Exercise: Please give the entries again in full and exactly, without any picture.

Data for this exercise:
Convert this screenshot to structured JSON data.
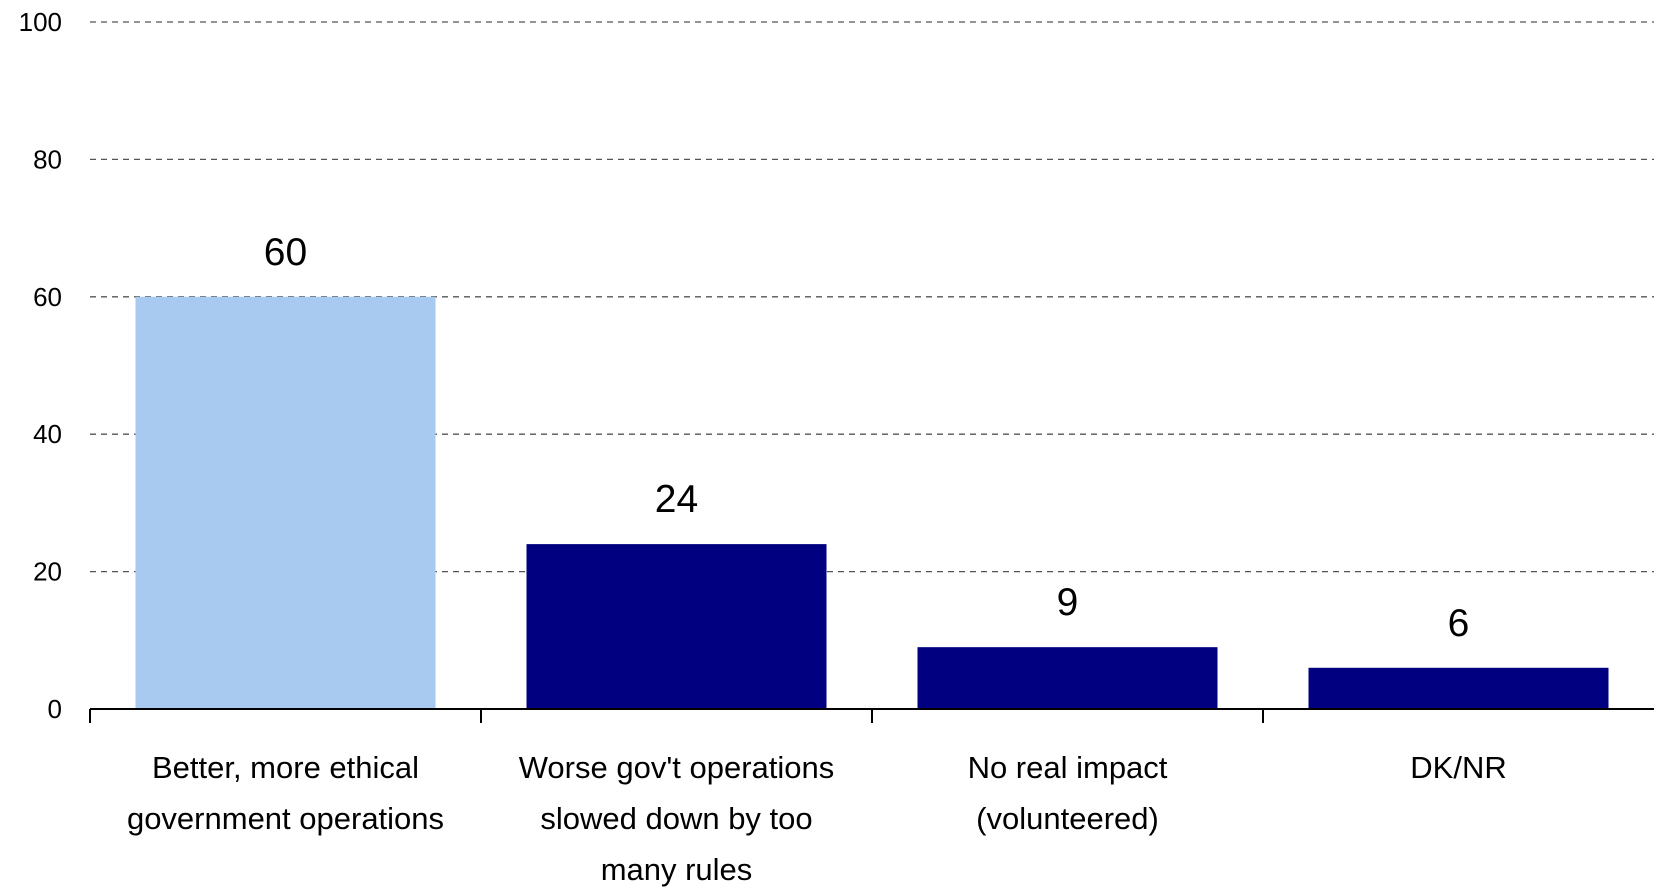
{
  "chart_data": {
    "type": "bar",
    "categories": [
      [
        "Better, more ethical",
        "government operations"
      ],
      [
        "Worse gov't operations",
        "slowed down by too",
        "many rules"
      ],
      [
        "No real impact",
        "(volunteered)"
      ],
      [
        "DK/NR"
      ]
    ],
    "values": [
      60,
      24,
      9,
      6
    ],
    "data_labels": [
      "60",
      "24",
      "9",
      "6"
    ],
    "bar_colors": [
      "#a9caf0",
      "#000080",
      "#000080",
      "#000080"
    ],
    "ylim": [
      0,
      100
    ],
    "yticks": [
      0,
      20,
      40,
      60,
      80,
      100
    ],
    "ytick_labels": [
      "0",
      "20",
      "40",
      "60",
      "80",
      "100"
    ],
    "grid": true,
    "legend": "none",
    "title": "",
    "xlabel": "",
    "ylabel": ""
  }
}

Written reply:
Convert this screenshot to structured JSON data.
{
  "chart_data": {
    "type": "bar",
    "categories": [
      [
        "Better, more ethical",
        "government operations"
      ],
      [
        "Worse gov't operations",
        "slowed down by too",
        "many rules"
      ],
      [
        "No real impact",
        "(volunteered)"
      ],
      [
        "DK/NR"
      ]
    ],
    "values": [
      60,
      24,
      9,
      6
    ],
    "data_labels": [
      "60",
      "24",
      "9",
      "6"
    ],
    "bar_colors": [
      "#a9caf0",
      "#000080",
      "#000080",
      "#000080"
    ],
    "ylim": [
      0,
      100
    ],
    "yticks": [
      0,
      20,
      40,
      60,
      80,
      100
    ],
    "ytick_labels": [
      "0",
      "20",
      "40",
      "60",
      "80",
      "100"
    ],
    "grid": true,
    "legend": "none",
    "title": "",
    "xlabel": "",
    "ylabel": ""
  }
}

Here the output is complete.